TASK DESCRIPTION: Copy the listing below exactly, but skip the pictures.

EXERCISE INPUT:
======

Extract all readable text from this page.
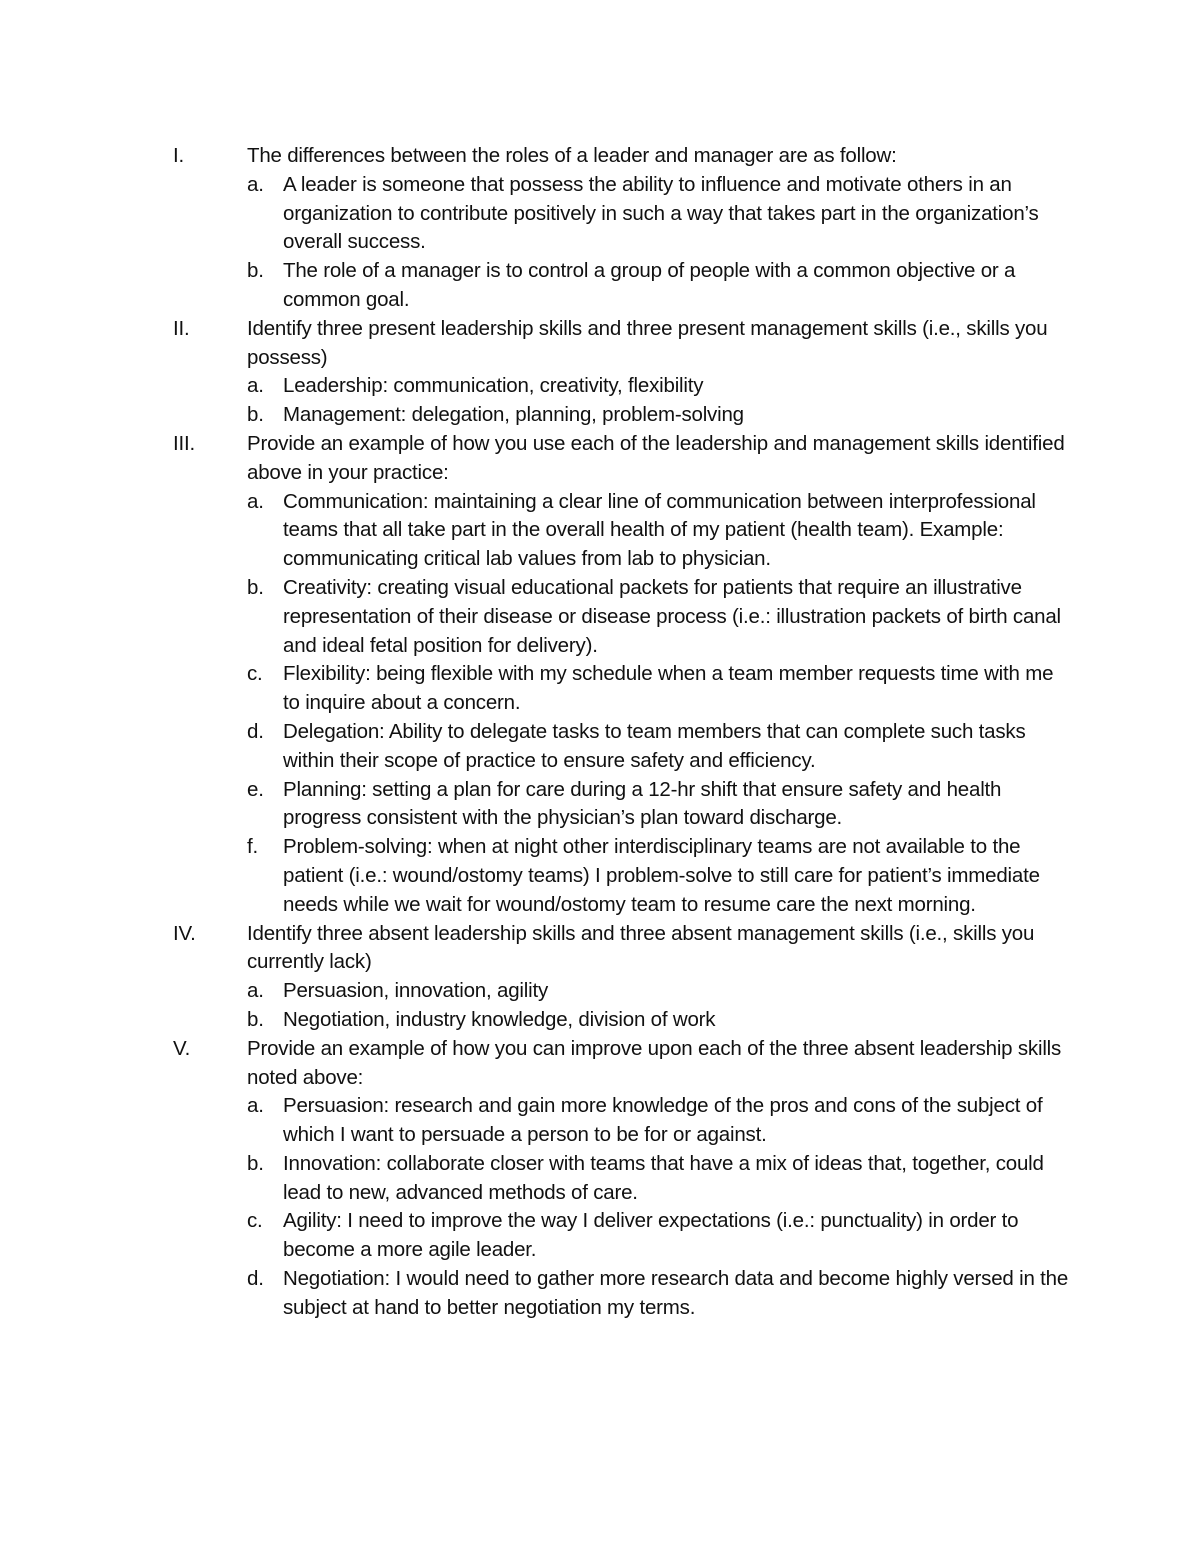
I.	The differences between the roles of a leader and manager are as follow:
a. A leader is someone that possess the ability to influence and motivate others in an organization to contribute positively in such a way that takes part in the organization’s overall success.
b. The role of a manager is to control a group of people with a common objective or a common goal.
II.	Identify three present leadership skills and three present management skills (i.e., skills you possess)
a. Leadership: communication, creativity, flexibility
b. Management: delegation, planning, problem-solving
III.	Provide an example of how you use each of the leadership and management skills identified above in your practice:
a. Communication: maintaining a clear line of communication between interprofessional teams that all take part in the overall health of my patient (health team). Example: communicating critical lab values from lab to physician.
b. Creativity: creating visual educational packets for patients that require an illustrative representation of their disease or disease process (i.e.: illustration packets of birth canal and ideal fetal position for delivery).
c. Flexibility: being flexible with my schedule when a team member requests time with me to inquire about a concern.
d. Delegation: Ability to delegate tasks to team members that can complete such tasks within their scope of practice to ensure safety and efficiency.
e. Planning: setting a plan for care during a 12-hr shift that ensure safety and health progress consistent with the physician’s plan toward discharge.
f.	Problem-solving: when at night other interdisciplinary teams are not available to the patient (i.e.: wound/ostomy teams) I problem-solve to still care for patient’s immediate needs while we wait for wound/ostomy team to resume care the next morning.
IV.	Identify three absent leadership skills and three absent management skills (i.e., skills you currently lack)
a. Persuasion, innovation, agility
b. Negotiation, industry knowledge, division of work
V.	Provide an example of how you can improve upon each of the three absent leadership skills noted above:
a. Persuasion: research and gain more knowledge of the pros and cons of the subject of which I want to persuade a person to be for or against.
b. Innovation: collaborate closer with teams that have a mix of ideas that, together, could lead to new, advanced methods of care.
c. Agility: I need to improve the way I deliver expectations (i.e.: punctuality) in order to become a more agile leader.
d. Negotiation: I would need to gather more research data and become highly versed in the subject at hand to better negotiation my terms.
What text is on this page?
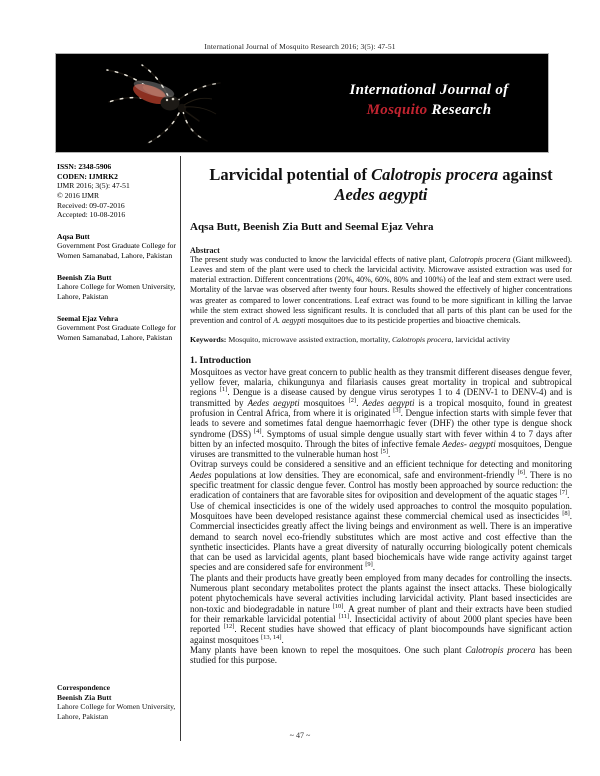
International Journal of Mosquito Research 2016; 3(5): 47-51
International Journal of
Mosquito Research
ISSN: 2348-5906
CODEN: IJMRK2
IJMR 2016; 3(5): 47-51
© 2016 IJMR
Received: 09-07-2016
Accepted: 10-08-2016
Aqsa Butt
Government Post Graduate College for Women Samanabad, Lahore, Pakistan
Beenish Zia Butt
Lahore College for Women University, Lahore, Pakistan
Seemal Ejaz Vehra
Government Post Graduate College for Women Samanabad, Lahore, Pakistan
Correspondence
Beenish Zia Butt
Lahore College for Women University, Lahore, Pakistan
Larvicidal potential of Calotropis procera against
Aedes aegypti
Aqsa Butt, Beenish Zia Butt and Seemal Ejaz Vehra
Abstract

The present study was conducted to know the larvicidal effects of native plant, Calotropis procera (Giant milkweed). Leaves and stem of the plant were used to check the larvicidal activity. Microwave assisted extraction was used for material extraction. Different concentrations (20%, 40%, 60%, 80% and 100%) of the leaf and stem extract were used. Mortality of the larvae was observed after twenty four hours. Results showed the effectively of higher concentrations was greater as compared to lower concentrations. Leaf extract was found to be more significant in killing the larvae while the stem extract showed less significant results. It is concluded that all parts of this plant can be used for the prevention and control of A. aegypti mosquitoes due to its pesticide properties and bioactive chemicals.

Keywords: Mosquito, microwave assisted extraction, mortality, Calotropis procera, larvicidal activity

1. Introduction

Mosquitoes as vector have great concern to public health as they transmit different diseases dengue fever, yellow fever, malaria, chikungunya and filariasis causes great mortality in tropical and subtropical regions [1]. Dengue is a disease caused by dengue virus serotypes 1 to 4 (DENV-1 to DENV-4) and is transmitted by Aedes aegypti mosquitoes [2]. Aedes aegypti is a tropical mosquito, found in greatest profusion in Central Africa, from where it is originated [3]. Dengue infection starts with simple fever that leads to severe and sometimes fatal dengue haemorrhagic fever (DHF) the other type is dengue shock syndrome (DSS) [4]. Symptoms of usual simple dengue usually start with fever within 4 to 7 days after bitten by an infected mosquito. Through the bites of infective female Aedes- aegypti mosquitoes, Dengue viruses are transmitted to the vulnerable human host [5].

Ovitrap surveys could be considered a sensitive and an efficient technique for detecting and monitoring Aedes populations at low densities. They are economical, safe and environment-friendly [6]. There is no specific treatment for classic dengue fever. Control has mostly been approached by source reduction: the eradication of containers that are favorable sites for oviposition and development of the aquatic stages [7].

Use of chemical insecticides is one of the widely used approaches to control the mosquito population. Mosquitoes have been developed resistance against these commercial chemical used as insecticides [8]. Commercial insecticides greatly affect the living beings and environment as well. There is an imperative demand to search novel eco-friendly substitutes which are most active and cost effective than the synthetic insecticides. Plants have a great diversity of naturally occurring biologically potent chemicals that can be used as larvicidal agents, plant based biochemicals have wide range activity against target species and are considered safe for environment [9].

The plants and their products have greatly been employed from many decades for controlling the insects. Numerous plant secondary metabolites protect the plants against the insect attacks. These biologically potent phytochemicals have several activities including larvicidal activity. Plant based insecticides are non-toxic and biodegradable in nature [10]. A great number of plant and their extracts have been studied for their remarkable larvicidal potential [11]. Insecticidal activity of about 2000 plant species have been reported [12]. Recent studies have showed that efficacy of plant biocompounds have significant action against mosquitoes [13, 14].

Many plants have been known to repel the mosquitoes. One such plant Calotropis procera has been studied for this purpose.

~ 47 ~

======

YOUR SOLUTION:
Extract all readable text from this page.
I.	The differences between the roles of a leader and manager are as follow:
a. A leader is someone that possess the ability to influence and motivate others in an organization to contribute positively in such a way that takes part in the organization’s overall success.
b. The role of a manager is to control a group of people with a common objective or a common goal.
II.	Identify three present leadership skills and three present management skills (i.e., skills you possess)
a. Leadership: communication, creativity, flexibility
b. Management: delegation, planning, problem-solving
III.	Provide an example of how you use each of the leadership and management skills identified above in your practice:
a. Communication: maintaining a clear line of communication between interprofessional teams that all take part in the overall health of my patient (health team). Example: communicating critical lab values from lab to physician.
b. Creativity: creating visual educational packets for patients that require an illustrative representation of their disease or disease process (i.e.: illustration packets of birth canal and ideal fetal position for delivery).
c. Flexibility: being flexible with my schedule when a team member requests time with me to inquire about a concern.
d. Delegation: Ability to delegate tasks to team members that can complete such tasks within their scope of practice to ensure safety and efficiency.
e. Planning: setting a plan for care during a 12-hr shift that ensure safety and health progress consistent with the physician’s plan toward discharge.
f.	Problem-solving: when at night other interdisciplinary teams are not available to the patient (i.e.: wound/ostomy teams) I problem-solve to still care for patient’s immediate needs while we wait for wound/ostomy team to resume care the next morning.
IV.	Identify three absent leadership skills and three absent management skills (i.e., skills you currently lack)
a. Persuasion, innovation, agility
b. Negotiation, industry knowledge, division of work
V.	Provide an example of how you can improve upon each of the three absent leadership skills noted above:
a. Persuasion: research and gain more knowledge of the pros and cons of the subject of which I want to persuade a person to be for or against.
b. Innovation: collaborate closer with teams that have a mix of ideas that, together, could lead to new, advanced methods of care.
c. Agility: I need to improve the way I deliver expectations (i.e.: punctuality) in order to become a more agile leader.
d. Negotiation: I would need to gather more research data and become highly versed in the subject at hand to better negotiation my terms.
What text is on this page?
International Journal of Mosquito Research 2016; 3(5): 47-51
International Journal of
Mosquito Research
ISSN: 2348-5906
CODEN: IJMRK2
IJMR 2016; 3(5): 47-51
© 2016 IJMR
Received: 09-07-2016
Accepted: 10-08-2016
Aqsa Butt
Government Post Graduate College for Women Samanabad, Lahore, Pakistan
Beenish Zia Butt
Lahore College for Women University, Lahore, Pakistan
Seemal Ejaz Vehra
Government Post Graduate College for Women Samanabad, Lahore, Pakistan
Correspondence
Beenish Zia Butt
Lahore College for Women University, Lahore, Pakistan
Larvicidal potential of Calotropis procera against
Aedes aegypti
Aqsa Butt, Beenish Zia Butt and Seemal Ejaz Vehra
Abstract

The present study was conducted to know the larvicidal effects of native plant, Calotropis procera (Giant milkweed). Leaves and stem of the plant were used to check the larvicidal activity. Microwave assisted extraction was used for material extraction. Different concentrations (20%, 40%, 60%, 80% and 100%) of the leaf and stem extract were used. Mortality of the larvae was observed after twenty four hours. Results showed the effectively of higher concentrations was greater as compared to lower concentrations. Leaf extract was found to be more significant in killing the larvae while the stem extract showed less significant results. It is concluded that all parts of this plant can be used for the prevention and control of A. aegypti mosquitoes due to its pesticide properties and bioactive chemicals.

Keywords: Mosquito, microwave assisted extraction, mortality, Calotropis procera, larvicidal activity

1. Introduction

Mosquitoes as vector have great concern to public health as they transmit different diseases dengue fever, yellow fever, malaria, chikungunya and filariasis causes great mortality in tropical and subtropical regions [1]. Dengue is a disease caused by dengue virus serotypes 1 to 4 (DENV-1 to DENV-4) and is transmitted by Aedes aegypti mosquitoes [2]. Aedes aegypti is a tropical mosquito, found in greatest profusion in Central Africa, from where it is originated [3]. Dengue infection starts with simple fever that leads to severe and sometimes fatal dengue haemorrhagic fever (DHF) the other type is dengue shock syndrome (DSS) [4]. Symptoms of usual simple dengue usually start with fever within 4 to 7 days after bitten by an infected mosquito. Through the bites of infective female Aedes- aegypti mosquitoes, Dengue viruses are transmitted to the vulnerable human host [5].

Ovitrap surveys could be considered a sensitive and an efficient technique for detecting and monitoring Aedes populations at low densities. They are economical, safe and environment-friendly [6]. There is no specific treatment for classic dengue fever. Control has mostly been approached by source reduction: the eradication of containers that are favorable sites for oviposition and development of the aquatic stages [7].

Use of chemical insecticides is one of the widely used approaches to control the mosquito population. Mosquitoes have been developed resistance against these commercial chemical used as insecticides [8]. Commercial insecticides greatly affect the living beings and environment as well. There is an imperative demand to search novel eco-friendly substitutes which are most active and cost effective than the synthetic insecticides. Plants have a great diversity of naturally occurring biologically potent chemicals that can be used as larvicidal agents, plant based biochemicals have wide range activity against target species and are considered safe for environment [9].

The plants and their products have greatly been employed from many decades for controlling the insects. Numerous plant secondary metabolites protect the plants against the insect attacks. These biologically potent phytochemicals have several activities including larvicidal activity. Plant based insecticides are non-toxic and biodegradable in nature [10]. A great number of plant and their extracts have been studied for their remarkable larvicidal potential [11]. Insecticidal activity of about 2000 plant species have been reported [12]. Recent studies have showed that efficacy of plant biocompounds have significant action against mosquitoes [13, 14].

Many plants have been known to repel the mosquitoes. One such plant Calotropis procera has been studied for this purpose.

~ 47 ~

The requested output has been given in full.